═════ SOURCE MATERIAL ═════
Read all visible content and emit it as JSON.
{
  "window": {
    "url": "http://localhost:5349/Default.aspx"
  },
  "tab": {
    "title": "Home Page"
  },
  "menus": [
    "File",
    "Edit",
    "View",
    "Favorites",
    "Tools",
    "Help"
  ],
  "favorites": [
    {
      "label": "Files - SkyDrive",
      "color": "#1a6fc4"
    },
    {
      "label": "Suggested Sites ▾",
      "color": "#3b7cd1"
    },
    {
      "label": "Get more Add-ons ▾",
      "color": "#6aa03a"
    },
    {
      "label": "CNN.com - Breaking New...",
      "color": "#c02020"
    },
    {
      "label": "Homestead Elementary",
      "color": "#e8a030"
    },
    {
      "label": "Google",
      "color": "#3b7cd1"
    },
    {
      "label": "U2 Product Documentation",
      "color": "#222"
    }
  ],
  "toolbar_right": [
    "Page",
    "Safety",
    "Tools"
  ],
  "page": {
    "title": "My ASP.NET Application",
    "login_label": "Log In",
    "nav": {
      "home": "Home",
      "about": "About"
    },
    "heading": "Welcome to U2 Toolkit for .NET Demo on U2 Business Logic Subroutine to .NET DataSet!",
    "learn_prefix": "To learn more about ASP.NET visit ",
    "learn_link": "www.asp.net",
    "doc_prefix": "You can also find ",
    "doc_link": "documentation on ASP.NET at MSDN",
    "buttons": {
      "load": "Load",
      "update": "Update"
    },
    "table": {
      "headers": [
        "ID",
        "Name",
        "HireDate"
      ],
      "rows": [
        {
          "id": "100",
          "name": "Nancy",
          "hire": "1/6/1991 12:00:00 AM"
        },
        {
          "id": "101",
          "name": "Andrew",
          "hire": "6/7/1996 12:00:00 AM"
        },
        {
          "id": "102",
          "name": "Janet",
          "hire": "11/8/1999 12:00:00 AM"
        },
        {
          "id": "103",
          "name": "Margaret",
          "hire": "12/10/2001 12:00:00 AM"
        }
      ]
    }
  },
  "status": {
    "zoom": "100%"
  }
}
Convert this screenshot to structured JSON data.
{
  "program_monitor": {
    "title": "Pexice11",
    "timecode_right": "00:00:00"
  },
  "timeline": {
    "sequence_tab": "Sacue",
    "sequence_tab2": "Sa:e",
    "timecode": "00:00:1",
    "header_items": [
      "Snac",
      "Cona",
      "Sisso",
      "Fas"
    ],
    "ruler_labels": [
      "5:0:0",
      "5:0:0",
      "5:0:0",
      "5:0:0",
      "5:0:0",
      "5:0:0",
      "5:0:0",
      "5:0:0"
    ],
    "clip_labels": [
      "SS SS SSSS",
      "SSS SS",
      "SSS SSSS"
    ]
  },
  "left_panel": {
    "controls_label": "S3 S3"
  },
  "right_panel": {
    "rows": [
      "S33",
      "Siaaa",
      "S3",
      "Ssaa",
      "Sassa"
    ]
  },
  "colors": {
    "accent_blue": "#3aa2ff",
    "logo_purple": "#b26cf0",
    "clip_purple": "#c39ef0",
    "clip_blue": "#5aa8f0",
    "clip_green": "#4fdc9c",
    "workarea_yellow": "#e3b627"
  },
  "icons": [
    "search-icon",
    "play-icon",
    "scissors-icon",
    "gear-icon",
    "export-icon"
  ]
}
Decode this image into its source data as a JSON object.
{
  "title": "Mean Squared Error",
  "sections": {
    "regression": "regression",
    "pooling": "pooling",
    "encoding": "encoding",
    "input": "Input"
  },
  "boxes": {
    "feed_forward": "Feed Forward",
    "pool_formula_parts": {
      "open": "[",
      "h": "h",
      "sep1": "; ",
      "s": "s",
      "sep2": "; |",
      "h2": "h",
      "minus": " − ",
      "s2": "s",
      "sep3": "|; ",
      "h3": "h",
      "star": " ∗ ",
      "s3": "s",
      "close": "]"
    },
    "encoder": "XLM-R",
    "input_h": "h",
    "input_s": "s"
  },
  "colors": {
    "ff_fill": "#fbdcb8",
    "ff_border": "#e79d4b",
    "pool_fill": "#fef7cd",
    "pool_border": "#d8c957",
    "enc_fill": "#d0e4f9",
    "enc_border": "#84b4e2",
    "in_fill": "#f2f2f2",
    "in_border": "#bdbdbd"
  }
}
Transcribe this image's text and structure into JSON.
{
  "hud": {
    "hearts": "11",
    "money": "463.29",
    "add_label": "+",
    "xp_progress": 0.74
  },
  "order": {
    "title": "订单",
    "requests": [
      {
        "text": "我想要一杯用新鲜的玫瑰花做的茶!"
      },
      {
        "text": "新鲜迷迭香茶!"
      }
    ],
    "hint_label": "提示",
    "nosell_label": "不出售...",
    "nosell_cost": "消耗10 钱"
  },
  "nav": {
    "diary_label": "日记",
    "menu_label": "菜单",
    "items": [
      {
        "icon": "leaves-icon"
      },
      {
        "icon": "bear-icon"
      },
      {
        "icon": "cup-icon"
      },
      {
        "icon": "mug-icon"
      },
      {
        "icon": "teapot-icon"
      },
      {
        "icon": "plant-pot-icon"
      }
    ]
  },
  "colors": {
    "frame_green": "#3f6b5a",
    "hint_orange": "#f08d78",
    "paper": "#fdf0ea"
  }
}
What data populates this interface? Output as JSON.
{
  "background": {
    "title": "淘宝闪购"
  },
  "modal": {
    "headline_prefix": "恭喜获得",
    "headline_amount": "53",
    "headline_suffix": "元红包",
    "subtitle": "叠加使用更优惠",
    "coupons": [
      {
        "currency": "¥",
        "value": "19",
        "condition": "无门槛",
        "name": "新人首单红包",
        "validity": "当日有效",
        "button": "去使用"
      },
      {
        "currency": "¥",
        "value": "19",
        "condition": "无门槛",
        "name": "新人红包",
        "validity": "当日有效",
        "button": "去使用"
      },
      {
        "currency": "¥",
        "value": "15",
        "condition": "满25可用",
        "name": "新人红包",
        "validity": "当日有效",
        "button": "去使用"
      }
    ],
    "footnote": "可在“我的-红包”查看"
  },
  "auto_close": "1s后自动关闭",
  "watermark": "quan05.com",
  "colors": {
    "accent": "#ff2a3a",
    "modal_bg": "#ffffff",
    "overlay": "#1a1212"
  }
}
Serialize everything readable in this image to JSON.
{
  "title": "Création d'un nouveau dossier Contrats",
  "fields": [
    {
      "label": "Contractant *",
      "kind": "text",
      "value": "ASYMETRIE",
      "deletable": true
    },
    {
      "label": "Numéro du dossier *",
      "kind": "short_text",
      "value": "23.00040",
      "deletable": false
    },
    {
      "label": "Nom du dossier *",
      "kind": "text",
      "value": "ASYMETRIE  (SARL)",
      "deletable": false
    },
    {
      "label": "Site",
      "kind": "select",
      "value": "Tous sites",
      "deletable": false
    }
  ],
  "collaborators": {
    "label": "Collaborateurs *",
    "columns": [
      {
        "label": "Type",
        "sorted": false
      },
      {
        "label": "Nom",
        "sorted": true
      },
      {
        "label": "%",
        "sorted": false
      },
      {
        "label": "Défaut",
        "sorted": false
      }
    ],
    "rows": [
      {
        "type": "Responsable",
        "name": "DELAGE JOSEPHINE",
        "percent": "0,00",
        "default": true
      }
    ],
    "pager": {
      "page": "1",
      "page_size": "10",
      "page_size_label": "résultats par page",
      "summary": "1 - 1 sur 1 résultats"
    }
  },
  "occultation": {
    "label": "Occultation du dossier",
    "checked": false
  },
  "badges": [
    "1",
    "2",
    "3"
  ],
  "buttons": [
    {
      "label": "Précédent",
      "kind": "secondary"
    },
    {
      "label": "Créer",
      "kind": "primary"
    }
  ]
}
═════
* _EXERCISE DETAILS_:
Provide all the records again, word for word.

* _EXPECTED OUTPUT_:
Read all visible content and emit it as JSON.
{
  "window": {
    "url": "http://localhost:5349/Default.aspx"
  },
  "tab": {
    "title": "Home Page"
  },
  "menus": [
    "File",
    "Edit",
    "View",
    "Favorites",
    "Tools",
    "Help"
  ],
  "favorites": [
    {
      "label": "Files - SkyDrive",
      "color": "#1a6fc4"
    },
    {
      "label": "Suggested Sites ▾",
      "color": "#3b7cd1"
    },
    {
      "label": "Get more Add-ons ▾",
      "color": "#6aa03a"
    },
    {
      "label": "CNN.com - Breaking New...",
      "color": "#c02020"
    },
    {
      "label": "Homestead Elementary",
      "color": "#e8a030"
    },
    {
      "label": "Google",
      "color": "#3b7cd1"
    },
    {
      "label": "U2 Product Documentation",
      "color": "#222"
    }
  ],
  "toolbar_right": [
    "Page",
    "Safety",
    "Tools"
  ],
  "page": {
    "title": "My ASP.NET Application",
    "login_label": "Log In",
    "nav": {
      "home": "Home",
      "about": "About"
    },
    "heading": "Welcome to U2 Toolkit for .NET Demo on U2 Business Logic Subroutine to .NET DataSet!",
    "learn_prefix": "To learn more about ASP.NET visit ",
    "learn_link": "www.asp.net",
    "doc_prefix": "You can also find ",
    "doc_link": "documentation on ASP.NET at MSDN",
    "buttons": {
      "load": "Load",
      "update": "Update"
    },
    "table": {
      "headers": [
        "ID",
        "Name",
        "HireDate"
      ],
      "rows": [
        {
          "id": "100",
          "name": "Nancy",
          "hire": "1/6/1991 12:00:00 AM"
        },
        {
          "id": "101",
          "name": "Andrew",
          "hire": "6/7/1996 12:00:00 AM"
        },
        {
          "id": "102",
          "name": "Janet",
          "hire": "11/8/1999 12:00:00 AM"
        },
        {
          "id": "103",
          "name": "Margaret",
          "hire": "12/10/2001 12:00:00 AM"
        }
      ]
    }
  },
  "status": {
    "zoom": "100%"
  }
}
Convert this screenshot to structured JSON data.
{
  "program_monitor": {
    "title": "Pexice11",
    "timecode_right": "00:00:00"
  },
  "timeline": {
    "sequence_tab": "Sacue",
    "sequence_tab2": "Sa:e",
    "timecode": "00:00:1",
    "header_items": [
      "Snac",
      "Cona",
      "Sisso",
      "Fas"
    ],
    "ruler_labels": [
      "5:0:0",
      "5:0:0",
      "5:0:0",
      "5:0:0",
      "5:0:0",
      "5:0:0",
      "5:0:0",
      "5:0:0"
    ],
    "clip_labels": [
      "SS SS SSSS",
      "SSS SS",
      "SSS SSSS"
    ]
  },
  "left_panel": {
    "controls_label": "S3 S3"
  },
  "right_panel": {
    "rows": [
      "S33",
      "Siaaa",
      "S3",
      "Ssaa",
      "Sassa"
    ]
  },
  "colors": {
    "accent_blue": "#3aa2ff",
    "logo_purple": "#b26cf0",
    "clip_purple": "#c39ef0",
    "clip_blue": "#5aa8f0",
    "clip_green": "#4fdc9c",
    "workarea_yellow": "#e3b627"
  },
  "icons": [
    "search-icon",
    "play-icon",
    "scissors-icon",
    "gear-icon",
    "export-icon"
  ]
}
Decode this image into its source data as a JSON object.
{
  "title": "Mean Squared Error",
  "sections": {
    "regression": "regression",
    "pooling": "pooling",
    "encoding": "encoding",
    "input": "Input"
  },
  "boxes": {
    "feed_forward": "Feed Forward",
    "pool_formula_parts": {
      "open": "[",
      "h": "h",
      "sep1": "; ",
      "s": "s",
      "sep2": "; |",
      "h2": "h",
      "minus": " − ",
      "s2": "s",
      "sep3": "|; ",
      "h3": "h",
      "star": " ∗ ",
      "s3": "s",
      "close": "]"
    },
    "encoder": "XLM-R",
    "input_h": "h",
    "input_s": "s"
  },
  "colors": {
    "ff_fill": "#fbdcb8",
    "ff_border": "#e79d4b",
    "pool_fill": "#fef7cd",
    "pool_border": "#d8c957",
    "enc_fill": "#d0e4f9",
    "enc_border": "#84b4e2",
    "in_fill": "#f2f2f2",
    "in_border": "#bdbdbd"
  }
}
Transcribe this image's text and structure into JSON.
{
  "hud": {
    "hearts": "11",
    "money": "463.29",
    "add_label": "+",
    "xp_progress": 0.74
  },
  "order": {
    "title": "订单",
    "requests": [
      {
        "text": "我想要一杯用新鲜的玫瑰花做的茶!"
      },
      {
        "text": "新鲜迷迭香茶!"
      }
    ],
    "hint_label": "提示",
    "nosell_label": "不出售...",
    "nosell_cost": "消耗10 钱"
  },
  "nav": {
    "diary_label": "日记",
    "menu_label": "菜单",
    "items": [
      {
        "icon": "leaves-icon"
      },
      {
        "icon": "bear-icon"
      },
      {
        "icon": "cup-icon"
      },
      {
        "icon": "mug-icon"
      },
      {
        "icon": "teapot-icon"
      },
      {
        "icon": "plant-pot-icon"
      }
    ]
  },
  "colors": {
    "frame_green": "#3f6b5a",
    "hint_orange": "#f08d78",
    "paper": "#fdf0ea"
  }
}
What data populates this interface? Output as JSON.
{
  "background": {
    "title": "淘宝闪购"
  },
  "modal": {
    "headline_prefix": "恭喜获得",
    "headline_amount": "53",
    "headline_suffix": "元红包",
    "subtitle": "叠加使用更优惠",
    "coupons": [
      {
        "currency": "¥",
        "value": "19",
        "condition": "无门槛",
        "name": "新人首单红包",
        "validity": "当日有效",
        "button": "去使用"
      },
      {
        "currency": "¥",
        "value": "19",
        "condition": "无门槛",
        "name": "新人红包",
        "validity": "当日有效",
        "button": "去使用"
      },
      {
        "currency": "¥",
        "value": "15",
        "condition": "满25可用",
        "name": "新人红包",
        "validity": "当日有效",
        "button": "去使用"
      }
    ],
    "footnote": "可在“我的-红包”查看"
  },
  "auto_close": "1s后自动关闭",
  "watermark": "quan05.com",
  "colors": {
    "accent": "#ff2a3a",
    "modal_bg": "#ffffff",
    "overlay": "#1a1212"
  }
}
Serialize everything readable in this image to JSON.
{
  "title": "Création d'un nouveau dossier Contrats",
  "fields": [
    {
      "label": "Contractant *",
      "kind": "text",
      "value": "ASYMETRIE",
      "deletable": true
    },
    {
      "label": "Numéro du dossier *",
      "kind": "short_text",
      "value": "23.00040",
      "deletable": false
    },
    {
      "label": "Nom du dossier *",
      "kind": "text",
      "value": "ASYMETRIE  (SARL)",
      "deletable": false
    },
    {
      "label": "Site",
      "kind": "select",
      "value": "Tous sites",
      "deletable": false
    }
  ],
  "collaborators": {
    "label": "Collaborateurs *",
    "columns": [
      {
        "label": "Type",
        "sorted": false
      },
      {
        "label": "Nom",
        "sorted": true
      },
      {
        "label": "%",
        "sorted": false
      },
      {
        "label": "Défaut",
        "sorted": false
      }
    ],
    "rows": [
      {
        "type": "Responsable",
        "name": "DELAGE JOSEPHINE",
        "percent": "0,00",
        "default": true
      }
    ],
    "pager": {
      "page": "1",
      "page_size": "10",
      "page_size_label": "résultats par page",
      "summary": "1 - 1 sur 1 résultats"
    }
  },
  "occultation": {
    "label": "Occultation du dossier",
    "checked": false
  },
  "badges": [
    "1",
    "2",
    "3"
  ],
  "buttons": [
    {
      "label": "Précédent",
      "kind": "secondary"
    },
    {
      "label": "Créer",
      "kind": "primary"
    }
  ]
}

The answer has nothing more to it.